Dataset content

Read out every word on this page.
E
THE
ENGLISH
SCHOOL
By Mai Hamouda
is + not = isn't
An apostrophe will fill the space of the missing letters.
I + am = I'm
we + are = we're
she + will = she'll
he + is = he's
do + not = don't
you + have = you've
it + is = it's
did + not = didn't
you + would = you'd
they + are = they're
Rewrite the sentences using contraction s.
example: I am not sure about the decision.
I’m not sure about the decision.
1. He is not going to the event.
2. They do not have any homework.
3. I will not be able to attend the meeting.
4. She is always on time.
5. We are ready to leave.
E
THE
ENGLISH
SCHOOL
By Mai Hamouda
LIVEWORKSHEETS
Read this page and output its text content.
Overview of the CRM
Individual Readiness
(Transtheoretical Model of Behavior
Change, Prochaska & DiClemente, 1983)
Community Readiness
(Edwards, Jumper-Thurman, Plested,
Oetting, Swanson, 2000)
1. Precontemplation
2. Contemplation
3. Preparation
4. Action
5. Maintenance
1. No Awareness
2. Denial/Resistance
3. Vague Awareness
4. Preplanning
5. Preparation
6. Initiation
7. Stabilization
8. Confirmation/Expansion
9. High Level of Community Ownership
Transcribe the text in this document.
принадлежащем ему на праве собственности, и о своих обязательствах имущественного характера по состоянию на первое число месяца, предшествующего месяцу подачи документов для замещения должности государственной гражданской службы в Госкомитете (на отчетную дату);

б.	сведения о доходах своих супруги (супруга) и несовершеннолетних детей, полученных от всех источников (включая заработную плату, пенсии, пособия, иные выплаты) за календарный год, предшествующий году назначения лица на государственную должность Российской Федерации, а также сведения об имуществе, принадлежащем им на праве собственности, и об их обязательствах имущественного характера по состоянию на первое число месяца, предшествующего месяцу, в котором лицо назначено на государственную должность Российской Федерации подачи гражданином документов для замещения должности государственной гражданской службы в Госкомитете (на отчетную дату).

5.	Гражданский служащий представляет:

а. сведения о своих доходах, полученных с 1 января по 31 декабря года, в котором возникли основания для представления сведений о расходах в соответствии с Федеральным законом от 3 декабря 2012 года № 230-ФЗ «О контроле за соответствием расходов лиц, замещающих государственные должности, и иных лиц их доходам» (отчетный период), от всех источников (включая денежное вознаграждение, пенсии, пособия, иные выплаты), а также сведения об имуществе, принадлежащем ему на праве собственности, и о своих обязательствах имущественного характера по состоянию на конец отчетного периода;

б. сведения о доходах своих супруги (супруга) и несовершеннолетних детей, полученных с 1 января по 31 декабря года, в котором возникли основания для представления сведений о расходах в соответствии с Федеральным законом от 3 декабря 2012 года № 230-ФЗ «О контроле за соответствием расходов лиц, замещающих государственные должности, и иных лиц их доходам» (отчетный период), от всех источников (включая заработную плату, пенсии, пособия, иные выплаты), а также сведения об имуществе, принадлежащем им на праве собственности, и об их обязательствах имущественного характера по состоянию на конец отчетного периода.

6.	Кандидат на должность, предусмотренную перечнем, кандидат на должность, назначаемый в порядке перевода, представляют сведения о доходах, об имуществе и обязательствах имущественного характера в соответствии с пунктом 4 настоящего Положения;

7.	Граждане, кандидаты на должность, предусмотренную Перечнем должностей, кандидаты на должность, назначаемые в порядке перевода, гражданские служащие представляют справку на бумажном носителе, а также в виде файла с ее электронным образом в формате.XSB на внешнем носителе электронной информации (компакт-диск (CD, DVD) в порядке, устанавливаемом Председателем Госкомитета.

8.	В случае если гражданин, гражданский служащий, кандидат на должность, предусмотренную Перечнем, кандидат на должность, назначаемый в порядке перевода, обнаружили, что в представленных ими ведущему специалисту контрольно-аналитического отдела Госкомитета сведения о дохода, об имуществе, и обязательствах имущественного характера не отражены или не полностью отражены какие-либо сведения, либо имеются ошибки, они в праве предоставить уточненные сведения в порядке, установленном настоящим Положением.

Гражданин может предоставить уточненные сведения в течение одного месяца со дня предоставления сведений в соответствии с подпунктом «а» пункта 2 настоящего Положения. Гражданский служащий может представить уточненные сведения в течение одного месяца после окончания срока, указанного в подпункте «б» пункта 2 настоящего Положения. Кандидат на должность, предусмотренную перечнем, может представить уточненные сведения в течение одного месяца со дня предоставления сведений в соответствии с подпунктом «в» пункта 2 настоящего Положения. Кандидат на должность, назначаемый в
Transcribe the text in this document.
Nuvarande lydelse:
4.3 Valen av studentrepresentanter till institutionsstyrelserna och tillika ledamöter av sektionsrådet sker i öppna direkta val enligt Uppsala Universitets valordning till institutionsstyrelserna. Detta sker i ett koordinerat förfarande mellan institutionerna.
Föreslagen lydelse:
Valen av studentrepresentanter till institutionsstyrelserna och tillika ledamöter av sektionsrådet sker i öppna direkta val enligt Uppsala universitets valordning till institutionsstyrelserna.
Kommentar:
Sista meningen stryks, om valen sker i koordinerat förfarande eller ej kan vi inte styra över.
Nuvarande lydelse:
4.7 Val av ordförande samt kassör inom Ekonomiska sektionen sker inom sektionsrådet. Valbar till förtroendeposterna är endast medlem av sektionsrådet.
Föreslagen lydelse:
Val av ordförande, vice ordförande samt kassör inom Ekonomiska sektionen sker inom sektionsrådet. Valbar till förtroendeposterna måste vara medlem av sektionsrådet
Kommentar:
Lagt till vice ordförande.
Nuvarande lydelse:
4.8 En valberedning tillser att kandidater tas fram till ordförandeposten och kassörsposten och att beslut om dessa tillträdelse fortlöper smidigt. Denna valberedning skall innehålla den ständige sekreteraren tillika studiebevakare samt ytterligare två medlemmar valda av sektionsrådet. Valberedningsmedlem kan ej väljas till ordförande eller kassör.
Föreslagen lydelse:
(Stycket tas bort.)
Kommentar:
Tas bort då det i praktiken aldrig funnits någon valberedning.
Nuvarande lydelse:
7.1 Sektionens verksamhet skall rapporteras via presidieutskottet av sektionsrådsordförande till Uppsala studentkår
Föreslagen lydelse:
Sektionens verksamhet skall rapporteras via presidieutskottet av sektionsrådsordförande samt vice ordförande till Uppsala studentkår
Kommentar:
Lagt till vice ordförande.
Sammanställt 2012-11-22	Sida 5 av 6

Short problem
Reproduce the complete set of lines precisely as supplied.

Solution to this exercise
Read out every word on this page.
E
THE
ENGLISH
SCHOOL
By Mai Hamouda
is + not = isn't
An apostrophe will fill the space of the missing letters.
I + am = I'm
we + are = we're
she + will = she'll
he + is = he's
do + not = don't
you + have = you've
it + is = it's
did + not = didn't
you + would = you'd
they + are = they're
Rewrite the sentences using contraction s.
example: I am not sure about the decision.
I’m not sure about the decision.
1. He is not going to the event.
2. They do not have any homework.
3. I will not be able to attend the meeting.
4. She is always on time.
5. We are ready to leave.
E
THE
ENGLISH
SCHOOL
By Mai Hamouda
LIVEWORKSHEETS
Read this page and output its text content.
Overview of the CRM
Individual Readiness
(Transtheoretical Model of Behavior
Change, Prochaska & DiClemente, 1983)
Community Readiness
(Edwards, Jumper-Thurman, Plested,
Oetting, Swanson, 2000)
1. Precontemplation
2. Contemplation
3. Preparation
4. Action
5. Maintenance
1. No Awareness
2. Denial/Resistance
3. Vague Awareness
4. Preplanning
5. Preparation
6. Initiation
7. Stabilization
8. Confirmation/Expansion
9. High Level of Community Ownership
Transcribe the text in this document.
принадлежащем ему на праве собственности, и о своих обязательствах имущественного характера по состоянию на первое число месяца, предшествующего месяцу подачи документов для замещения должности государственной гражданской службы в Госкомитете (на отчетную дату);

б.	сведения о доходах своих супруги (супруга) и несовершеннолетних детей, полученных от всех источников (включая заработную плату, пенсии, пособия, иные выплаты) за календарный год, предшествующий году назначения лица на государственную должность Российской Федерации, а также сведения об имуществе, принадлежащем им на праве собственности, и об их обязательствах имущественного характера по состоянию на первое число месяца, предшествующего месяцу, в котором лицо назначено на государственную должность Российской Федерации подачи гражданином документов для замещения должности государственной гражданской службы в Госкомитете (на отчетную дату).

5.	Гражданский служащий представляет:

а. сведения о своих доходах, полученных с 1 января по 31 декабря года, в котором возникли основания для представления сведений о расходах в соответствии с Федеральным законом от 3 декабря 2012 года № 230-ФЗ «О контроле за соответствием расходов лиц, замещающих государственные должности, и иных лиц их доходам» (отчетный период), от всех источников (включая денежное вознаграждение, пенсии, пособия, иные выплаты), а также сведения об имуществе, принадлежащем ему на праве собственности, и о своих обязательствах имущественного характера по состоянию на конец отчетного периода;

б. сведения о доходах своих супруги (супруга) и несовершеннолетних детей, полученных с 1 января по 31 декабря года, в котором возникли основания для представления сведений о расходах в соответствии с Федеральным законом от 3 декабря 2012 года № 230-ФЗ «О контроле за соответствием расходов лиц, замещающих государственные должности, и иных лиц их доходам» (отчетный период), от всех источников (включая заработную плату, пенсии, пособия, иные выплаты), а также сведения об имуществе, принадлежащем им на праве собственности, и об их обязательствах имущественного характера по состоянию на конец отчетного периода.

6.	Кандидат на должность, предусмотренную перечнем, кандидат на должность, назначаемый в порядке перевода, представляют сведения о доходах, об имуществе и обязательствах имущественного характера в соответствии с пунктом 4 настоящего Положения;

7.	Граждане, кандидаты на должность, предусмотренную Перечнем должностей, кандидаты на должность, назначаемые в порядке перевода, гражданские служащие представляют справку на бумажном носителе, а также в виде файла с ее электронным образом в формате.XSB на внешнем носителе электронной информации (компакт-диск (CD, DVD) в порядке, устанавливаемом Председателем Госкомитета.

8.	В случае если гражданин, гражданский служащий, кандидат на должность, предусмотренную Перечнем, кандидат на должность, назначаемый в порядке перевода, обнаружили, что в представленных ими ведущему специалисту контрольно-аналитического отдела Госкомитета сведения о дохода, об имуществе, и обязательствах имущественного характера не отражены или не полностью отражены какие-либо сведения, либо имеются ошибки, они в праве предоставить уточненные сведения в порядке, установленном настоящим Положением.

Гражданин может предоставить уточненные сведения в течение одного месяца со дня предоставления сведений в соответствии с подпунктом «а» пункта 2 настоящего Положения. Гражданский служащий может представить уточненные сведения в течение одного месяца после окончания срока, указанного в подпункте «б» пункта 2 настоящего Положения. Кандидат на должность, предусмотренную перечнем, может представить уточненные сведения в течение одного месяца со дня предоставления сведений в соответствии с подпунктом «в» пункта 2 настоящего Положения. Кандидат на должность, назначаемый в
Transcribe the text in this document.
Nuvarande lydelse:
4.3 Valen av studentrepresentanter till institutionsstyrelserna och tillika ledamöter av sektionsrådet sker i öppna direkta val enligt Uppsala Universitets valordning till institutionsstyrelserna. Detta sker i ett koordinerat förfarande mellan institutionerna.
Föreslagen lydelse:
Valen av studentrepresentanter till institutionsstyrelserna och tillika ledamöter av sektionsrådet sker i öppna direkta val enligt Uppsala universitets valordning till institutionsstyrelserna.
Kommentar:
Sista meningen stryks, om valen sker i koordinerat förfarande eller ej kan vi inte styra över.
Nuvarande lydelse:
4.7 Val av ordförande samt kassör inom Ekonomiska sektionen sker inom sektionsrådet. Valbar till förtroendeposterna är endast medlem av sektionsrådet.
Föreslagen lydelse:
Val av ordförande, vice ordförande samt kassör inom Ekonomiska sektionen sker inom sektionsrådet. Valbar till förtroendeposterna måste vara medlem av sektionsrådet
Kommentar:
Lagt till vice ordförande.
Nuvarande lydelse:
4.8 En valberedning tillser att kandidater tas fram till ordförandeposten och kassörsposten och att beslut om dessa tillträdelse fortlöper smidigt. Denna valberedning skall innehålla den ständige sekreteraren tillika studiebevakare samt ytterligare två medlemmar valda av sektionsrådet. Valberedningsmedlem kan ej väljas till ordförande eller kassör.
Föreslagen lydelse:
(Stycket tas bort.)
Kommentar:
Tas bort då det i praktiken aldrig funnits någon valberedning.
Nuvarande lydelse:
7.1 Sektionens verksamhet skall rapporteras via presidieutskottet av sektionsrådsordförande till Uppsala studentkår
Föreslagen lydelse:
Sektionens verksamhet skall rapporteras via presidieutskottet av sektionsrådsordförande samt vice ordförande till Uppsala studentkår
Kommentar:
Lagt till vice ordförande.
Sammanställt 2012-11-22	Sida 5 av 6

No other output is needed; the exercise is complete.